* DIRECTIONS: Print every line from the one containing "scatter-point-pakistan (202, 767, 218, 783)" down to the one containing "legend-series-label: Immigrants from Pakistan", both included, reproducing each without alteration.

* RECORD SET:

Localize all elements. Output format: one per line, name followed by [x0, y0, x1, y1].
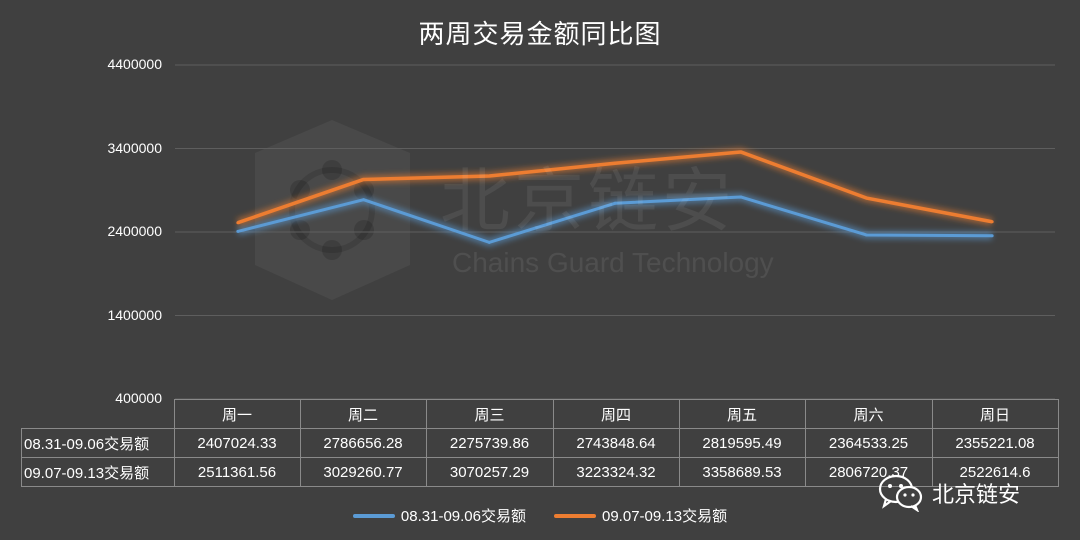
data-point — [864, 233, 868, 237]
data-point — [864, 196, 868, 200]
table-cell: 2819595.49 — [678, 428, 806, 458]
table-cell: 2364533.25 — [804, 428, 933, 458]
table-cell: 2355221.08 — [931, 428, 1059, 458]
table-cell: 2511361.56 — [173, 457, 301, 487]
table-row-header: 09.07-09.13交易额 — [21, 457, 175, 487]
watermark-subtext: Chains Guard Technology — [452, 247, 774, 278]
table-cell: 2275739.86 — [425, 428, 554, 458]
brand-mark: 北京链安 — [878, 474, 1020, 512]
data-point — [990, 220, 994, 224]
table-header-cell: 周四 — [552, 399, 680, 429]
table-cell: 3070257.29 — [425, 457, 554, 487]
table-header-cell: 周日 — [931, 399, 1059, 429]
table-cell: 3358689.53 — [678, 457, 806, 487]
y-tick-label: 4400000 — [107, 56, 162, 72]
table-header-cell: 周二 — [299, 399, 427, 429]
table-cell: 3223324.32 — [552, 457, 680, 487]
chart-title: 两周交易金额同比图 — [418, 20, 662, 50]
data-point — [362, 177, 366, 181]
data-point — [739, 150, 743, 154]
table-header-cell: 周一 — [173, 399, 301, 429]
data-point — [487, 240, 491, 244]
data-point — [613, 201, 617, 205]
table-header-cell: 周三 — [425, 399, 554, 429]
y-tick-label: 1400000 — [107, 306, 162, 323]
watermark-text: 北京链安 — [440, 160, 736, 242]
legend-swatch — [554, 513, 596, 518]
data-point — [990, 234, 994, 238]
table-row: 09.07-09.13交易额 2511361.56 3029260.77 307… — [21, 457, 1059, 487]
data-point — [236, 221, 240, 225]
data-point — [362, 198, 366, 202]
data-point — [613, 161, 617, 165]
table-cell: 2786656.28 — [299, 428, 427, 458]
data-point — [236, 229, 240, 233]
table-row-header: 08.31-09.06交易额 — [21, 428, 175, 458]
data-point — [487, 174, 491, 178]
data-table: 周一 周二 周三 周四 周五 周六 周日 08.31-09.06交易额 2407… — [21, 399, 1059, 487]
table-cell: 3029260.77 — [299, 457, 427, 487]
data-point — [739, 195, 743, 199]
table-corner — [21, 399, 175, 429]
legend-swatch — [352, 513, 395, 518]
table-cell: 2806720.37 — [804, 457, 933, 487]
y-tick-label: 3400000 — [107, 139, 162, 156]
wechat-icon — [878, 474, 923, 512]
legend-item[interactable]: 08.31-09.06交易额 — [352, 505, 526, 526]
table-cell: 2407024.33 — [173, 428, 301, 458]
table-header-cell: 周五 — [678, 399, 806, 429]
table-row: 08.31-09.06交易额 2407024.33 2786656.28 227… — [21, 428, 1059, 458]
legend-label: 08.31-09.06交易额 — [400, 508, 526, 525]
table-header-cell: 周六 — [804, 399, 933, 429]
legend-label: 09.07-09.13交易额 — [602, 508, 728, 525]
legend: 08.31-09.06交易额 09.07-09.13交易额 — [0, 505, 1080, 526]
y-tick-label: 2400000 — [107, 223, 162, 239]
table-header-row: 周一 周二 周三 周四 周五 周六 周日 — [21, 399, 1059, 429]
table-cell: 2743848.64 — [552, 428, 680, 458]
brand-name: 北京链安 — [932, 483, 1021, 508]
table-cell: 2522614.6 — [931, 457, 1059, 487]
legend-item[interactable]: 09.07-09.13交易额 — [554, 505, 727, 526]
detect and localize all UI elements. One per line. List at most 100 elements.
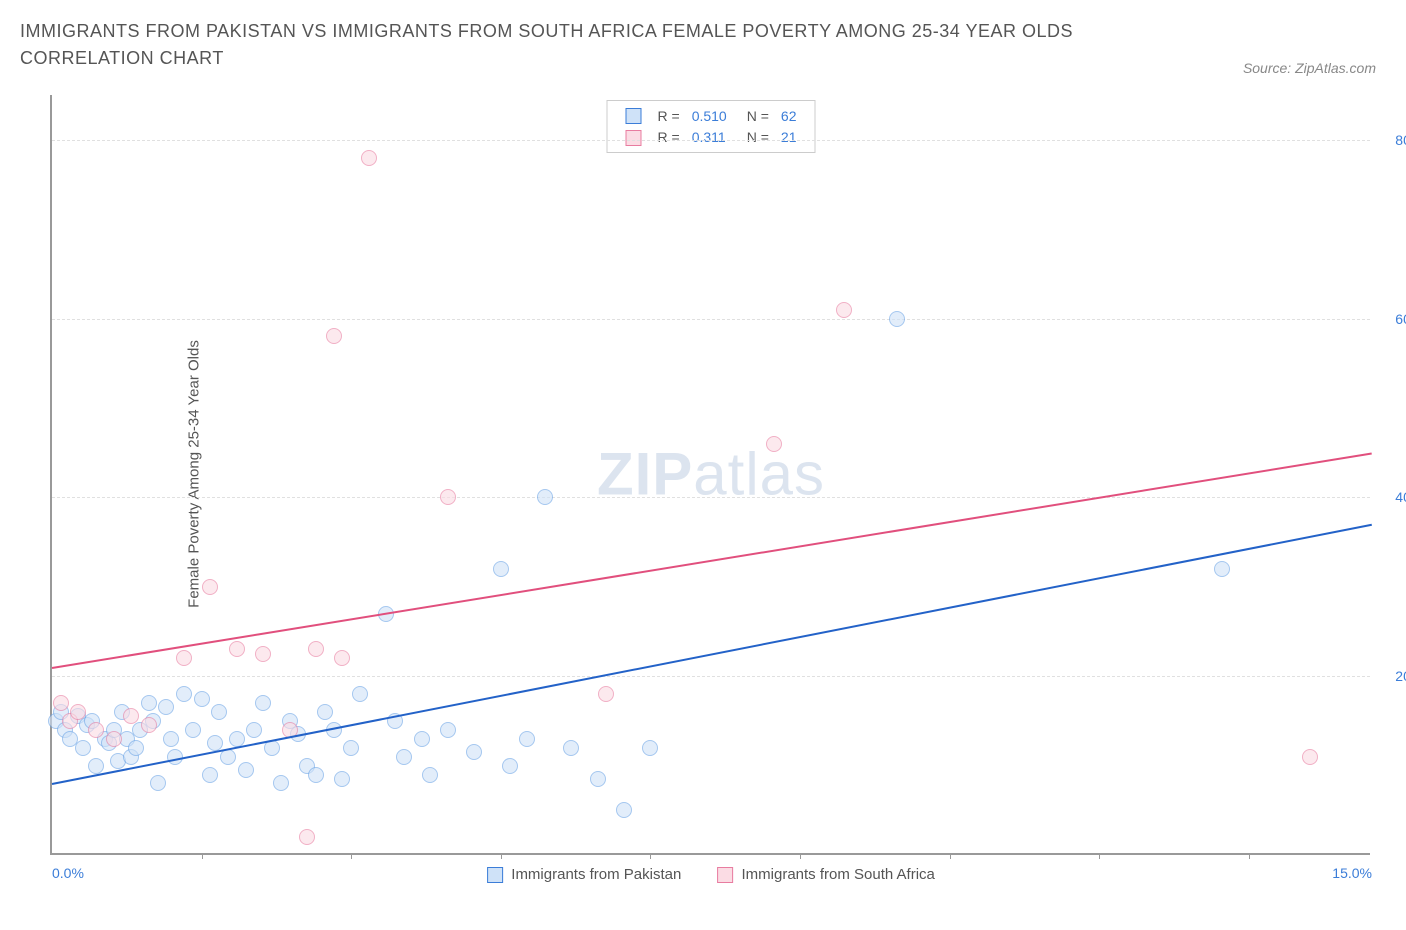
scatter-point-pakistan (202, 767, 218, 783)
x-tick (1249, 853, 1250, 859)
scatter-point-pakistan (414, 731, 430, 747)
legend-series-item: Immigrants from South Africa (717, 866, 935, 883)
legend-series-label: Immigrants from Pakistan (511, 866, 681, 883)
legend-series-label: Immigrants from South Africa (741, 866, 934, 883)
gridline (52, 497, 1370, 498)
gridline (52, 319, 1370, 320)
scatter-point-south_africa (229, 641, 245, 657)
x-tick (351, 853, 352, 859)
x-tick (950, 853, 951, 859)
scatter-point-pakistan (158, 699, 174, 715)
scatter-point-south_africa (141, 717, 157, 733)
scatter-point-pakistan (519, 731, 535, 747)
legend-series: Immigrants from Pakistan Immigrants from… (469, 866, 953, 883)
legend-r-value: 0.510 (686, 105, 733, 126)
plot-area: Female Poverty Among 25-34 Year Olds ZIP… (50, 95, 1370, 855)
y-tick-label: 60.0% (1395, 311, 1406, 327)
scatter-point-south_africa (598, 686, 614, 702)
scatter-point-pakistan (590, 771, 606, 787)
scatter-point-pakistan (163, 731, 179, 747)
scatter-point-south_africa (836, 302, 852, 318)
y-tick-label: 80.0% (1395, 132, 1406, 148)
scatter-point-pakistan (440, 722, 456, 738)
scatter-point-pakistan (466, 744, 482, 760)
scatter-point-pakistan (75, 740, 91, 756)
trend-line-south_africa (52, 453, 1372, 670)
legend-n-value: 21 (775, 126, 803, 147)
scatter-point-pakistan (493, 561, 509, 577)
scatter-point-south_africa (361, 150, 377, 166)
legend-stats-table: R =0.510N =62R =0.311N =21 (620, 105, 803, 148)
scatter-point-pakistan (502, 758, 518, 774)
scatter-point-pakistan (141, 695, 157, 711)
legend-n-label: N = (733, 105, 775, 126)
legend-series-item: Immigrants from Pakistan (487, 866, 681, 883)
scatter-point-pakistan (150, 775, 166, 791)
scatter-point-pakistan (176, 686, 192, 702)
chart-title: IMMIGRANTS FROM PAKISTAN VS IMMIGRANTS F… (20, 18, 1120, 72)
x-tick-label: 15.0% (1332, 865, 1372, 881)
scatter-point-pakistan (255, 695, 271, 711)
x-tick (800, 853, 801, 859)
scatter-point-south_africa (440, 489, 456, 505)
scatter-point-pakistan (422, 767, 438, 783)
y-tick-label: 40.0% (1395, 489, 1406, 505)
scatter-point-pakistan (343, 740, 359, 756)
scatter-point-pakistan (88, 758, 104, 774)
legend-n-value: 62 (775, 105, 803, 126)
scatter-point-pakistan (396, 749, 412, 765)
scatter-point-pakistan (317, 704, 333, 720)
scatter-point-south_africa (70, 704, 86, 720)
scatter-point-south_africa (106, 731, 122, 747)
source-label: Source: ZipAtlas.com (1243, 60, 1376, 76)
scatter-point-pakistan (616, 802, 632, 818)
x-tick (202, 853, 203, 859)
scatter-point-south_africa (176, 650, 192, 666)
x-tick (501, 853, 502, 859)
legend-r-value: 0.311 (686, 126, 733, 147)
scatter-point-south_africa (123, 708, 139, 724)
scatter-point-pakistan (334, 771, 350, 787)
trend-line-pakistan (52, 524, 1372, 785)
x-tick (650, 853, 651, 859)
scatter-point-south_africa (255, 646, 271, 662)
legend-swatch (626, 108, 642, 124)
scatter-point-pakistan (185, 722, 201, 738)
legend-n-label: N = (733, 126, 775, 147)
legend-stats-row: R =0.311N =21 (620, 126, 803, 147)
scatter-point-pakistan (273, 775, 289, 791)
scatter-point-south_africa (326, 328, 342, 344)
x-tick (1099, 853, 1100, 859)
scatter-point-south_africa (766, 436, 782, 452)
legend-r-label: R = (652, 105, 686, 126)
scatter-point-south_africa (334, 650, 350, 666)
legend-stats-row: R =0.510N =62 (620, 105, 803, 126)
scatter-point-pakistan (563, 740, 579, 756)
scatter-point-pakistan (308, 767, 324, 783)
legend-swatch (717, 867, 733, 883)
scatter-point-south_africa (202, 579, 218, 595)
scatter-point-pakistan (211, 704, 227, 720)
scatter-point-south_africa (53, 695, 69, 711)
scatter-point-south_africa (308, 641, 324, 657)
scatter-point-pakistan (238, 762, 254, 778)
scatter-point-pakistan (128, 740, 144, 756)
x-tick-label: 0.0% (52, 865, 84, 881)
scatter-point-south_africa (299, 829, 315, 845)
legend-r-label: R = (652, 126, 686, 147)
scatter-point-pakistan (352, 686, 368, 702)
y-axis-label: Female Poverty Among 25-34 Year Olds (185, 340, 202, 608)
gridline (52, 140, 1370, 141)
scatter-point-pakistan (246, 722, 262, 738)
scatter-point-south_africa (1302, 749, 1318, 765)
legend-swatch (626, 130, 642, 146)
legend-stats: R =0.510N =62R =0.311N =21 (607, 100, 816, 153)
legend-swatch (487, 867, 503, 883)
scatter-point-pakistan (889, 311, 905, 327)
scatter-point-pakistan (1214, 561, 1230, 577)
gridline (52, 676, 1370, 677)
scatter-point-pakistan (642, 740, 658, 756)
scatter-point-pakistan (229, 731, 245, 747)
scatter-point-pakistan (194, 691, 210, 707)
scatter-point-pakistan (537, 489, 553, 505)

* EXERCISE RESULT:
scatter-point-pakistan (202, 767, 218, 783)
x-tick (1249, 853, 1250, 859)
scatter-point-pakistan (414, 731, 430, 747)
legend-series-item: Immigrants from South Africa (717, 866, 935, 883)
legend-series-label: Immigrants from Pakistan (511, 866, 681, 883)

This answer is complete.